■ À FAIRE
1. D'après le texte sur le Rassemblement national, quel responsable politique a fait les frais de l'alliance entre la gauche et le RN en décembre 2024 ?
2. Selon le texte sur le Rassemblement national, pourquoi Jordan Bardella s'aligne-t-il sur les positions de LR et de Reconquête ? Répondez en une à trois phrases.
3. Rédigez la suite du texte sur les divisions économiques du Rassemblement national, à partir de sa dernière phrase.

**** TEXTE ****

En apparence, tout semble aller pour le mieux au Rassemblement national. Le parti pèse dans les débats médiatiques, n’a jamais compté autant de députés et peut se targuer d’avoir un poids très important à l’Assemblée nationale. Pis, il peut même menacer de faire chuter les gouvernements. Michel Barnier en a fait les frais en décembre 2024, victime de l’alliance baroque entre la gauche et le RN.
À deux ans de l’élection présidentielle de 2027, les principaux candidats et leurs équipes peaufinent leurs projets pour l’après-Macron. Marine Le Pen, elle, travaille depuis déjà plusieurs années avec les Horaces – un cercle d’experts discrets – pour gagner en crédibilité et convaincre au moins 50 % des électeurs de voter pour elle. Cependant, derrière cette façade, des fractures idéologiques profondes menacent l’unité du parti. Elles pourraient, à terme, se transformer en véritables lignes de fracture politiques.
Le RN est aujourd’hui tiraillé entre deux courants économiques opposés : d’un côté, une ligne sociale-étatiste, et de l’autre, une orientation libérale pro-business.
Ces divergences sont incarnées par les deux figures majeures du parti : Marine Le Pen, cheffe historique, et Jordan Bardella, le très ambitieux président du mouvement.
Entourée de figures comme Jean-Philippe Tanguy et Sébastien Chenu, Marine Le Pen défend un État providence fort et interventionniste. Protectionnisme, défense des acquis sociaux, revalorisation des salaires et des retraites, attachement aux services publics : son discours oscille entre gaullisme et chevènementisme. Elle critique le libéralisme dès qu’elle en a l’occasion et n’a pas hésité à qualifier les politiques du président argentin Javier Milei de « trucs de droite ». C’est grâce à cette ligne sociale que le RN est devenu le premier parti des classes populaires et des ouvriers. Mais cette posture a un revers : elle le coupe des milieux économiques et des entreprises, indispensables à la conquête du pouvoir.
Lors des législatives de 2024, Jordan Bardella s’est imposé comme le porte-étendard d’une ligne pro-business visant à corriger l’image de Marine Le Pen, jugée incompétente sur l’économie. Il veut « libérer » l’économie française, réduire la fiscalité sur les entreprises, supprimer les impôts de production, assouplir le protectionnisme et encourager les initiatives privées. Il reprend ainsi l’axe de campagne de Nicolas Sarkozy en 2007 et parle le langage de la droite économique. En cela, il s’aligne aussi sur les positions politiques de LR et de Reconquête car il a compris qu’un RN trop étatiste pourrait être perçu comme un « socialisme de droite », incapable de séduire les milieux économiques.

**** DONNÉES ****

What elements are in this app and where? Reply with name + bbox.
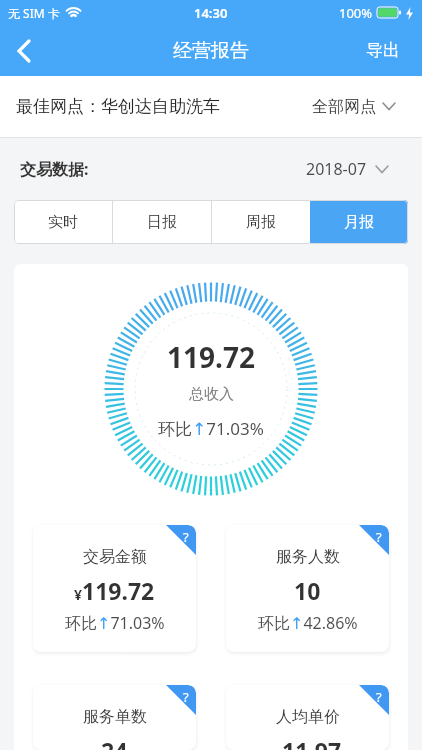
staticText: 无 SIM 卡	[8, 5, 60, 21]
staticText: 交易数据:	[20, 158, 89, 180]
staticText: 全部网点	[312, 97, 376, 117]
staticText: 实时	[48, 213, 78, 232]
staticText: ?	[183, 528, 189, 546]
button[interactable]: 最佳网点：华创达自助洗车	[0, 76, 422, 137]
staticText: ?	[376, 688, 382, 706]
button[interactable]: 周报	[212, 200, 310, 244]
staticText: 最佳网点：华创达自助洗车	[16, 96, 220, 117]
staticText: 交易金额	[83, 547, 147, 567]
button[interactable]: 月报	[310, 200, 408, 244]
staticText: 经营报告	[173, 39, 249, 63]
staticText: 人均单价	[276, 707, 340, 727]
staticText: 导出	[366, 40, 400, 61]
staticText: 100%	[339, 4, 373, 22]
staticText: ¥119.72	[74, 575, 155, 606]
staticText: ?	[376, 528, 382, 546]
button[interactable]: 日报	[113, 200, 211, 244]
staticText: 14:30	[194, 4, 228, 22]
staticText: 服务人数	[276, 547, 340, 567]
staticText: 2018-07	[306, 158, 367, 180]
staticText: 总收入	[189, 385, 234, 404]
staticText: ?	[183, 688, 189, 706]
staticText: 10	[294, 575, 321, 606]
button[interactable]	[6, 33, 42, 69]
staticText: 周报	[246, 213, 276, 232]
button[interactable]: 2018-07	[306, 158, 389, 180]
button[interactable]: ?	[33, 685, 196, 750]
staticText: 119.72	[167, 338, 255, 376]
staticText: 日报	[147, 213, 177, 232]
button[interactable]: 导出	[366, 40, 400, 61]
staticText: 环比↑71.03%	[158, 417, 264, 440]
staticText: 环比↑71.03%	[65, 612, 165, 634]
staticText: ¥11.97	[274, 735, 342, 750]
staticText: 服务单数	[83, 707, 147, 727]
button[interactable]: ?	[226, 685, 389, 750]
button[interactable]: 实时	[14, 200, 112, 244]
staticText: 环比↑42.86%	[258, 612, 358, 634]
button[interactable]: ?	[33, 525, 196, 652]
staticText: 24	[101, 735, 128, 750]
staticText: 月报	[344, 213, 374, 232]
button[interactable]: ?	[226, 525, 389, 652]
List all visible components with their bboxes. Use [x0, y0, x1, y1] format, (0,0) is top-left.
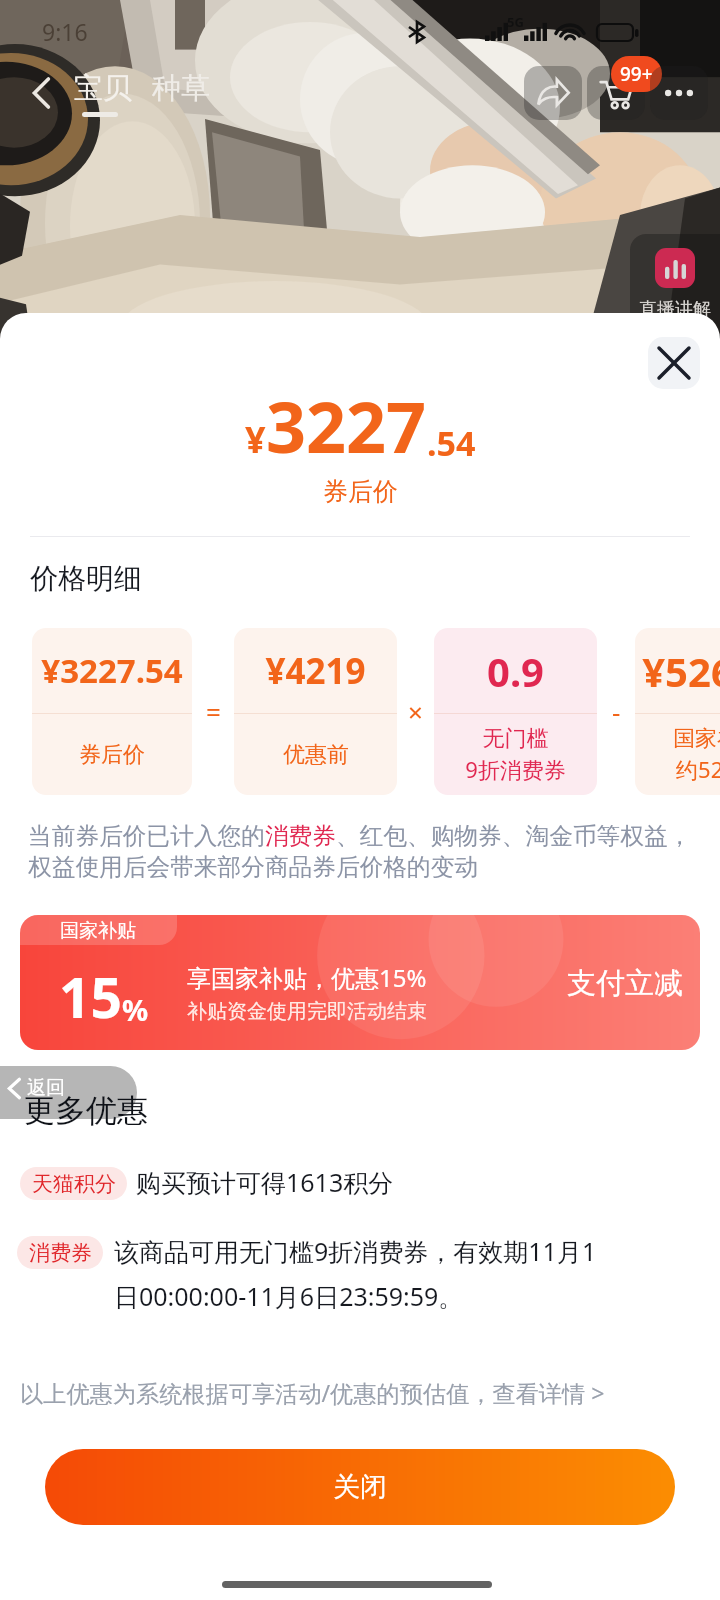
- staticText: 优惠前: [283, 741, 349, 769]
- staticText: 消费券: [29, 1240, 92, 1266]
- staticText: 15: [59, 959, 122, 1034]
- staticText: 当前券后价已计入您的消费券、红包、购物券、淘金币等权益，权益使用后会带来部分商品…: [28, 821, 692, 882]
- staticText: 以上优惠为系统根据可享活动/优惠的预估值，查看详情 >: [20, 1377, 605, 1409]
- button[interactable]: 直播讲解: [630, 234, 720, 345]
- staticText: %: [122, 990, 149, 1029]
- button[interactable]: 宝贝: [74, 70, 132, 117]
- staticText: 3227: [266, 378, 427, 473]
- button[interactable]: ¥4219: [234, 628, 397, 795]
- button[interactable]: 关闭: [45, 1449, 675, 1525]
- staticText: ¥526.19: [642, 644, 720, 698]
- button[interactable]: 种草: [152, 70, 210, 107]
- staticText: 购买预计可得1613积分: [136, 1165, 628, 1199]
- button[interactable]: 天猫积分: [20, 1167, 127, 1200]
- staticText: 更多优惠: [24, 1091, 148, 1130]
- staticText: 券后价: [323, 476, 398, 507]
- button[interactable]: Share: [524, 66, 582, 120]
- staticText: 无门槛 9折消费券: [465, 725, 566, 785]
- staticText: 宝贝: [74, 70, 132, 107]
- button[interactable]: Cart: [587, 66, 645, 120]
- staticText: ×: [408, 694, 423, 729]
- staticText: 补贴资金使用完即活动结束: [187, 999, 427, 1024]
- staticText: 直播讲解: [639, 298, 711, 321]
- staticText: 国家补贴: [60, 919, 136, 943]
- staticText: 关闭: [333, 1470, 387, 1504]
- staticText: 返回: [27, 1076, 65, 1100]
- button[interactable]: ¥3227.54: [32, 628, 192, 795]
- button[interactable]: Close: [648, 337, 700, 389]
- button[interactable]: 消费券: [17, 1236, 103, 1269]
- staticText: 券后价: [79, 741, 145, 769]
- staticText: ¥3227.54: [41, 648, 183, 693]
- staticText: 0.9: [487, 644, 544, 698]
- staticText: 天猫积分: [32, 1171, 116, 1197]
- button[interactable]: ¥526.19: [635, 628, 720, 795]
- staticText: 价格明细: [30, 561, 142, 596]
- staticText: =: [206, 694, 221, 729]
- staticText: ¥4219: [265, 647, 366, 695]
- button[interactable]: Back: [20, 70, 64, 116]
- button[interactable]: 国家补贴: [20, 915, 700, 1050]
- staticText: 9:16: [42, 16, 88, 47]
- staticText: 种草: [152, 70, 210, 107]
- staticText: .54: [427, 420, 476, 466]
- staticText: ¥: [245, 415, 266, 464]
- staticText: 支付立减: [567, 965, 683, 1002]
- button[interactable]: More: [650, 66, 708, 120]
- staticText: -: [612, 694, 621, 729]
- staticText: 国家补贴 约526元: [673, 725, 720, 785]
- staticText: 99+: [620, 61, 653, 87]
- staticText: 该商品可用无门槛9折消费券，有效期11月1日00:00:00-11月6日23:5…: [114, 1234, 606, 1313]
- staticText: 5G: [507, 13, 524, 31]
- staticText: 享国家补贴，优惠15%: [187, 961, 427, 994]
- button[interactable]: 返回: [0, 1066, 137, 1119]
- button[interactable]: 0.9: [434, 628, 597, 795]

****
**** DONNÉES ****

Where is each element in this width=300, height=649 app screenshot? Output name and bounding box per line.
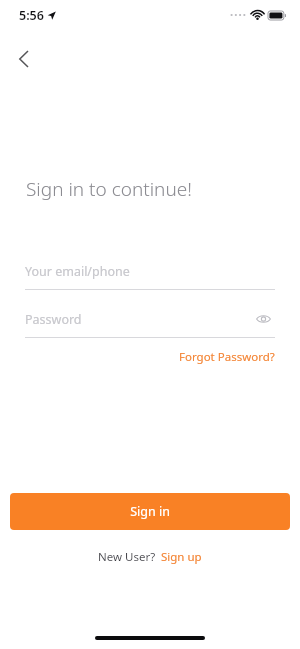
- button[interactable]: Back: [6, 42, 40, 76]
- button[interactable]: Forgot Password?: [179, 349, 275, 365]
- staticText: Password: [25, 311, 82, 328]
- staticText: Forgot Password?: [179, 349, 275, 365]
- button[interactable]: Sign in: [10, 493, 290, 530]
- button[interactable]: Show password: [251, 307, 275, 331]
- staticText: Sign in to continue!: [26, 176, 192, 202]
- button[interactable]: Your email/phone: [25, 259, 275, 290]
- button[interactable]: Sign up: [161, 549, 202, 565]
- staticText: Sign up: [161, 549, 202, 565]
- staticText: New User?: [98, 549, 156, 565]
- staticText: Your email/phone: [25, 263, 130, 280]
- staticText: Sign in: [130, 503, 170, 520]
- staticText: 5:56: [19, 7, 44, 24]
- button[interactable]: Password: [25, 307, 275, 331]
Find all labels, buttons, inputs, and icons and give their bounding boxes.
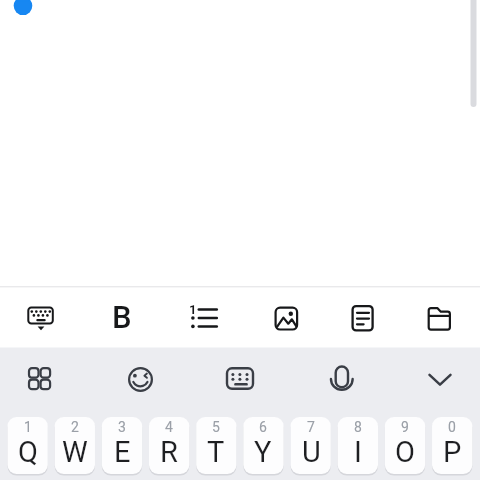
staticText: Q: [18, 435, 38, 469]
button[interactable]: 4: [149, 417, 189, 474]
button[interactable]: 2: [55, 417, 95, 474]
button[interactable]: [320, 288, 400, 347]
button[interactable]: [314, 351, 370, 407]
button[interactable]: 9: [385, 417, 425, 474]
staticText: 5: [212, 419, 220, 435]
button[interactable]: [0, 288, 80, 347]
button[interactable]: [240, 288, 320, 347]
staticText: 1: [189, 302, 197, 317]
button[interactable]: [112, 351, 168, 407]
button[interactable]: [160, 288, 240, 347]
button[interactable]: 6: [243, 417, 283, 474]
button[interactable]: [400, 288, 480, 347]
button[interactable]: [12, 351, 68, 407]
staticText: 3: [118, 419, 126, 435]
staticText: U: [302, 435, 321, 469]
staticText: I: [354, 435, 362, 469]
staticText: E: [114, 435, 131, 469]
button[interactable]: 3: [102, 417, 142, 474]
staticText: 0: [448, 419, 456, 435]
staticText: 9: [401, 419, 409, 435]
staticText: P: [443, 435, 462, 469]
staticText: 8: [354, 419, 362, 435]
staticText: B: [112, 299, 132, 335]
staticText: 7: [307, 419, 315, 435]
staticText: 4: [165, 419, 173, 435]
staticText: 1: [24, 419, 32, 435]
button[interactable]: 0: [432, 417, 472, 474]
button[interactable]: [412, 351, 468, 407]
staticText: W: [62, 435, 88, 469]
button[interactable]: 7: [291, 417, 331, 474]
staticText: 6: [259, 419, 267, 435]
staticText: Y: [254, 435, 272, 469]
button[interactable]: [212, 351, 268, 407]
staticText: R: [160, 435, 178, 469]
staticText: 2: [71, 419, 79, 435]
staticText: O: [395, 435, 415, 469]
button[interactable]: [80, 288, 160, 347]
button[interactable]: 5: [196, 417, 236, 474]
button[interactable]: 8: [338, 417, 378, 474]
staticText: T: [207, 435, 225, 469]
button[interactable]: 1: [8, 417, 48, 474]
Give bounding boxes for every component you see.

****
**** DONNÉES ****

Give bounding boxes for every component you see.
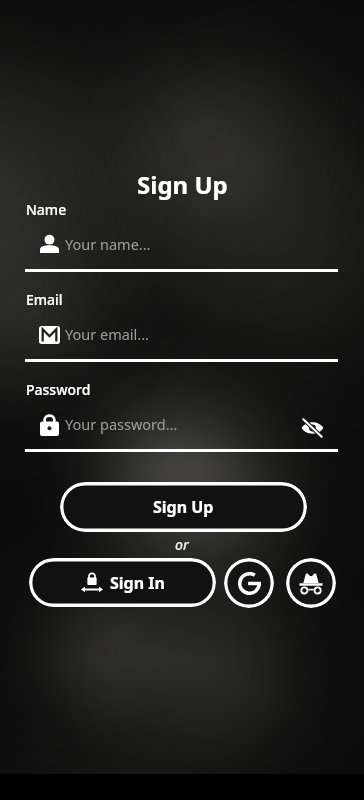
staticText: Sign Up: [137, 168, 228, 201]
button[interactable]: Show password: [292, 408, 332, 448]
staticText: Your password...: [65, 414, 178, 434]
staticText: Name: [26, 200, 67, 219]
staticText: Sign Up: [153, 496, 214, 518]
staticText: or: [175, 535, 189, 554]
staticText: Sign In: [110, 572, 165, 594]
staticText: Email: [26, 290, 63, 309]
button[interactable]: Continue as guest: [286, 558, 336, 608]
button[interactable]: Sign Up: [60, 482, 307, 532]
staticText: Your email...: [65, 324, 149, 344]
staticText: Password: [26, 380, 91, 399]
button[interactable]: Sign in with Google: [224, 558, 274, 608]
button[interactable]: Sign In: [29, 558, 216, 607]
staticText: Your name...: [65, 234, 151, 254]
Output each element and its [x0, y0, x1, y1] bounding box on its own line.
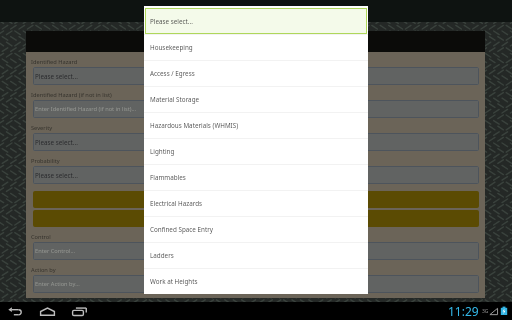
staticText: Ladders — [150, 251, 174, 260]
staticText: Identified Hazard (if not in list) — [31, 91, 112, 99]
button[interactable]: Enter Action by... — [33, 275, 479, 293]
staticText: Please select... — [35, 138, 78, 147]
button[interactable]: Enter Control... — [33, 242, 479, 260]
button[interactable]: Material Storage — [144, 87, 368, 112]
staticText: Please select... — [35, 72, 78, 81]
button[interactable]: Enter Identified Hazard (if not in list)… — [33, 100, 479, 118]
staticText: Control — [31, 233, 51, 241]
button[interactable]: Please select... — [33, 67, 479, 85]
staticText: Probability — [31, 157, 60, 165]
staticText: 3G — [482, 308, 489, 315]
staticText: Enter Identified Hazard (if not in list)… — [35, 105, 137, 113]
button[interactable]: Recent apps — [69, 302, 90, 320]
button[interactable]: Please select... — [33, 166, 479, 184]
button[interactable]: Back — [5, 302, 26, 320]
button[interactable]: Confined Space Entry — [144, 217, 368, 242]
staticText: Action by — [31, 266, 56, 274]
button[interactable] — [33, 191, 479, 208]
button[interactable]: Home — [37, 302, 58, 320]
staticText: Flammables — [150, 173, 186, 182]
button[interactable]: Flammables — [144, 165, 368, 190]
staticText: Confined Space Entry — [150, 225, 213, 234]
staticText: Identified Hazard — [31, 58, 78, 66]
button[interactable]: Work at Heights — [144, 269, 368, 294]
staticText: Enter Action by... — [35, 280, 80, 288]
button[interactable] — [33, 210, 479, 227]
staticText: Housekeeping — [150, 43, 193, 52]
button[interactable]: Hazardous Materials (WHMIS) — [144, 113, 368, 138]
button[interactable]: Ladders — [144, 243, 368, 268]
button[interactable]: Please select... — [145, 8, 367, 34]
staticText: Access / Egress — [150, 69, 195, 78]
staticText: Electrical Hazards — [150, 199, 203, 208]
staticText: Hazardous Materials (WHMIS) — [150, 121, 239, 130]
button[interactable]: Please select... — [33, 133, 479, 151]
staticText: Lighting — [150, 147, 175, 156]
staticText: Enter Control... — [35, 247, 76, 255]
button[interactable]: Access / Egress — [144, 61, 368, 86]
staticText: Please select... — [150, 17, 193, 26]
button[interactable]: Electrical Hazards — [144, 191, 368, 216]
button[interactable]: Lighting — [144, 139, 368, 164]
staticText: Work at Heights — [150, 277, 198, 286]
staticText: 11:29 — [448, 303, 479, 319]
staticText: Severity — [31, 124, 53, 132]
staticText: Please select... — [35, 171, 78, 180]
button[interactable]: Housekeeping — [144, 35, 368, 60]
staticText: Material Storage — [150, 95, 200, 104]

****

■ RÉPONSES
1. Michel Barnier.

2. Il a compris qu'un RN trop étatiste pourrait être perçu comme un « socialisme de droite ». Un tel parti serait incapable de séduire les milieux économiques.

3.
Si le RN arrive au pouvoir, ces divergences économiques deviendront inévitables.
Un Premier ministre Bardella pourrait difficilement appliquer une politique sociale-étatiste sans perdre en crédibilité auprès des milieux économiques. À l’inverse, un ministre de l’Économie comme Jean-Philippe Tanguy refuserait d’adopter un virage libéral trop marqué. L’opposition sur la réforme des retraites illustre déjà cette fracture : Marine Le Pen et son camp restent fermes sur le maintien de l’âge à 62 ans, tandis que Bardella défend un système à 40 annuités, impliquant un départ à 65, 66 ou 67 ans selon les cas.
Le RN ne peut pas se permettre de perdre son électorat populaire mais a besoin de l’approbation des milieux économiques, petits et grands patrons pour gagner l’élection présidentielle.
Marine Le Pen devra trancher entre ces deux lignes mais la synthèse semble difficile. Elle en a conscience : en juillet 2024, elle a envoyé Éric Ciotti – son nouvel allié ultra-libéral – débattre devant un parterre de grands patrons, un exercice qu’elle n’affectionne guère, elle, qui s’entoure principalement de souverainistes à la fibre sociale et gaulliste, bien loin du libéralisme économique.
Le parti pourrait connaître un déchirement comparable à la rupture entre Jean-Marie Le Pen et Bruno Mégret, mais cette fois sur une question cruciale : le rapport aux classes populaires, socle électoral historique du RN. D’un parti populaire, il deviendrait celui des entrepreneurs et des classes aisées. Un scénario qui rappelle la campagne de François Fillon en 2017 : au-delà des affaires, à force de proposer un programme libéral radical, il a perdu la classe populaire, pourtant essentielle à l’UMP-LR, et s’est retrouvé bloqué à 20 %.
Jordan Bardella, influencé, et menacé, par Marion Maréchal, Éric Ciotti ou Sarah Knafo, assume ce positionnement libéral-nationaliste.
Comme dans les années 1980 sous Reagan, Thatcher et Chirac, il mise sur la liberté économique et la dérégulation qui ont le vent en poupe, de nouveau, dans les démocraties libérales. Si Marine Le Pen échoue en 2027, elle sera mise sur la touche, et, alors, le président du RN, fort de sa légitimité et de son discours pro-business, pourra imposer sa vision d’un RN libéral et nationaliste, se faisant ainsi l’héritier du Jean-Marie le Pen ultra-libéral des années 80.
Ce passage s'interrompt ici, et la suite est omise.